=== Reading passage ===

Wallace Dao-kui Loh (陸道逵 (Lù Dàokuí); born 1946) is an American university administrator. He was the president of the University of Maryland, College Park, from 2010 until 2020.

==Early life and education==
Loh was born in Shanghai to a prominent family. His grandparents owned five blocks' worth of downtown Shanghai property, and his father was a diplomat. In 1949, when Mao Zedong took over China after the Communist Revolution, the Loh family sought asylum in Lima, Peru. He went to the United States for college, earning a bachelor's degree from Grinnell College. He later earned a master's degree from Cornell where he was elected for membership in the Telluride House, a Ph.D. degree in psychology from the University of Michigan, and a J.D. degree from Yale Law School.

==Academic career==
Before becoming the president at University of Maryland, College Park, Loh spent three decades in higher education. He has been dean of the University of Washington Law School, vice chancellor of the University of Colorado, a dean at Seattle University, and most recently provost at the University of Iowa where he oversaw budgets and personnel for the state university's eleven colleges.

=== Listed records ===

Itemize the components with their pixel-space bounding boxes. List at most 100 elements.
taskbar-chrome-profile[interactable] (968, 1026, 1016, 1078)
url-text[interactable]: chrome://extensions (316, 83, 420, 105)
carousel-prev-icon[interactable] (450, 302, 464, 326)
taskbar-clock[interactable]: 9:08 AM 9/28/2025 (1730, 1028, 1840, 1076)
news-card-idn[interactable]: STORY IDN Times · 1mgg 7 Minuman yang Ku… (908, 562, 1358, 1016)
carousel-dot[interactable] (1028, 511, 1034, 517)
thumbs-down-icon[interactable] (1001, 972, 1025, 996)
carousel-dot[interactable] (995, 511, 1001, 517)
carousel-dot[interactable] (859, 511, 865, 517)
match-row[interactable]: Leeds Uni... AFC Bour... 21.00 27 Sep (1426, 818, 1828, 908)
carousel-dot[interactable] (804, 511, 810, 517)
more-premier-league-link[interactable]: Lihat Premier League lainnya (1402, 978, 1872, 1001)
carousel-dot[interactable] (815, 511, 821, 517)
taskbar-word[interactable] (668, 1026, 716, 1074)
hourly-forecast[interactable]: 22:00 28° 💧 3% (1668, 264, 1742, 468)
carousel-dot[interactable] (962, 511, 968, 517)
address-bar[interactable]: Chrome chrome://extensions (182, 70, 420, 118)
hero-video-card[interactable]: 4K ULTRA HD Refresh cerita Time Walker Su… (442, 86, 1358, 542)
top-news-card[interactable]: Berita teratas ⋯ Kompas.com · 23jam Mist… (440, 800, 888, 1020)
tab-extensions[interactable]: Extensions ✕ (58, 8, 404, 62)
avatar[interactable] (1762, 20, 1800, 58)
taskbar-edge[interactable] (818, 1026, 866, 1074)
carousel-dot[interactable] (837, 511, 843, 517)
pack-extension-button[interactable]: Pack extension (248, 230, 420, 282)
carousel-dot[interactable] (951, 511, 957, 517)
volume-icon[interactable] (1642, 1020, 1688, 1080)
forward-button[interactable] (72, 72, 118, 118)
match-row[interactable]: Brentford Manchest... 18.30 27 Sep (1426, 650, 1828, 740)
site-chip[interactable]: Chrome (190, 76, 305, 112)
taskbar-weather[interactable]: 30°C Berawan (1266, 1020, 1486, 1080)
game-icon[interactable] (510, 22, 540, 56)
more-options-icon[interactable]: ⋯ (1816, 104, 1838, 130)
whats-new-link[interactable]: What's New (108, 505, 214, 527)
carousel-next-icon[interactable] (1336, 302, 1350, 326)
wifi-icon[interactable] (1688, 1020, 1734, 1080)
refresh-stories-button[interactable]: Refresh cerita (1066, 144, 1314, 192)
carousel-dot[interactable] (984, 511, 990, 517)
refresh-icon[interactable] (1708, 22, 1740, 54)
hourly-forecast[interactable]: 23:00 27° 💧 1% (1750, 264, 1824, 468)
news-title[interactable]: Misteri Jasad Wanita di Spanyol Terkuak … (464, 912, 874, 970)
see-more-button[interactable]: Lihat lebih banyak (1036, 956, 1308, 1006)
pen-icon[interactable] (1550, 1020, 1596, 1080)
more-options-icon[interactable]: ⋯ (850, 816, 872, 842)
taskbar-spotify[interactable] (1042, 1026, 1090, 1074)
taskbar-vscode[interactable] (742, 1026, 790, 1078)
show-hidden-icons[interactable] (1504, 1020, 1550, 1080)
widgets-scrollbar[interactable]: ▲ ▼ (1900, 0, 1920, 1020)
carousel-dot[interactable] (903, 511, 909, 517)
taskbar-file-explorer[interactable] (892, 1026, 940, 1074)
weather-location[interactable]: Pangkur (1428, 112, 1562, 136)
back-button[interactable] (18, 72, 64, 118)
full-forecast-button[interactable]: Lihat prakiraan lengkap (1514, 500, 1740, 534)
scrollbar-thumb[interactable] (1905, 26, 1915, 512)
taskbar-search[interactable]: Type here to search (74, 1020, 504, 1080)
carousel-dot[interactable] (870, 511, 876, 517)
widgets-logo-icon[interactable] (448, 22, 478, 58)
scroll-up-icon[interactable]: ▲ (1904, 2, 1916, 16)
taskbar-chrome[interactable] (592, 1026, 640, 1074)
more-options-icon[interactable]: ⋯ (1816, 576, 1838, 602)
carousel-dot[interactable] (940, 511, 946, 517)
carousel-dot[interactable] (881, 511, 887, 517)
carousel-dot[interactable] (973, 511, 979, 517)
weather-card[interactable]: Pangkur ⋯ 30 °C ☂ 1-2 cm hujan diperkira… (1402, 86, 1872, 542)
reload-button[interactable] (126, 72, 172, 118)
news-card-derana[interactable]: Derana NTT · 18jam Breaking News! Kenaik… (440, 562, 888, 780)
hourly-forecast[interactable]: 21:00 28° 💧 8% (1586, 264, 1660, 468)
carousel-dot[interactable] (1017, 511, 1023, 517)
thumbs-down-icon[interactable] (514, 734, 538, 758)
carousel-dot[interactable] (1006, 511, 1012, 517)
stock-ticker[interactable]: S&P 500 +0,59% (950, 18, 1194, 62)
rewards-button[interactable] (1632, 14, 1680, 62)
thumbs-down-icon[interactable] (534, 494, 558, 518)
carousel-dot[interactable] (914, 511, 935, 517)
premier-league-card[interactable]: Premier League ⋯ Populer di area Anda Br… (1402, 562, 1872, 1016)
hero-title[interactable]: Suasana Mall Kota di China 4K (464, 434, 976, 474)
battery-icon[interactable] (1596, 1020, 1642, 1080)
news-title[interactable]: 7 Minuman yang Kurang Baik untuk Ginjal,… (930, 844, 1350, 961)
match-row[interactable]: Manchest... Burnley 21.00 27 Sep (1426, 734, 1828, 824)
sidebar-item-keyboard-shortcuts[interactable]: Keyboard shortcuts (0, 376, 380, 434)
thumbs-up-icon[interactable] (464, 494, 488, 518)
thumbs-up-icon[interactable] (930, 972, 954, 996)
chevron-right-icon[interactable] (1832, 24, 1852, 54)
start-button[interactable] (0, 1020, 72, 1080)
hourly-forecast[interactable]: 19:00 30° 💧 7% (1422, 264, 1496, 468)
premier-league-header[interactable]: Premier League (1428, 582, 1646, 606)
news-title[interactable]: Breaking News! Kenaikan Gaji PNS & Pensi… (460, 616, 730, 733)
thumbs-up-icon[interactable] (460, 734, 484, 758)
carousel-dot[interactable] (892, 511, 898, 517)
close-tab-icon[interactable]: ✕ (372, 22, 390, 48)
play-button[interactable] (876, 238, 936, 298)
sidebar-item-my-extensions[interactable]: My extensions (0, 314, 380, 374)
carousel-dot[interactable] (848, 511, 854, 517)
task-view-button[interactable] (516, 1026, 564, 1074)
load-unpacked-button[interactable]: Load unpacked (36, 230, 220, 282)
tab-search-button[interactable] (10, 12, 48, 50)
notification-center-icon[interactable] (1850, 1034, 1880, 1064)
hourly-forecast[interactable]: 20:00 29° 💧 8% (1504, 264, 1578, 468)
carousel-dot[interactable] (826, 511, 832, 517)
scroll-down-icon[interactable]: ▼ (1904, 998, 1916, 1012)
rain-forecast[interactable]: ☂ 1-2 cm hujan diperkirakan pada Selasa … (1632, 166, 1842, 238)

===

Required action 1 -
Repeat the passage about Wallace Loh word for word, starting with "Wallace Dao-kui Loh" and going on through "Yale Law School.".
Required action 2 -
Answer these questions using the passage about Wallace Loh, one answer per line and marked to match:
(a) In what year did the Loh family seek asylum in Lima, Peru?
(b) Which college granted Loh his bachelor's degree?
(c) What post did Loh hold at the University of Iowa?

Response box 1 -
Wallace Dao-kui Loh (陸道逵 (Lù Dàokuí); born 1946) is an American university administrator. He was the president of the University of Maryland, College Park, from 2010 until 2020.

==Early life and education==
Loh was born in Shanghai to a prominent family. His grandparents owned five blocks' worth of downtown Shanghai property, and his father was a diplomat. In 1949, when Mao Zedong took over China after the Communist Revolution, the Loh family sought asylum in Lima, Peru. He went to the United States for college, earning a bachelor's degree from Grinnell College. He later earned a master's degree from Cornell where he was elected for membership in the Telluride House, a Ph.D. degree in psychology from the University of Michigan, and a J.D. degree from Yale Law School.

Response box 2 -
(a) 1949
(b) Grinnell College
(c) Provost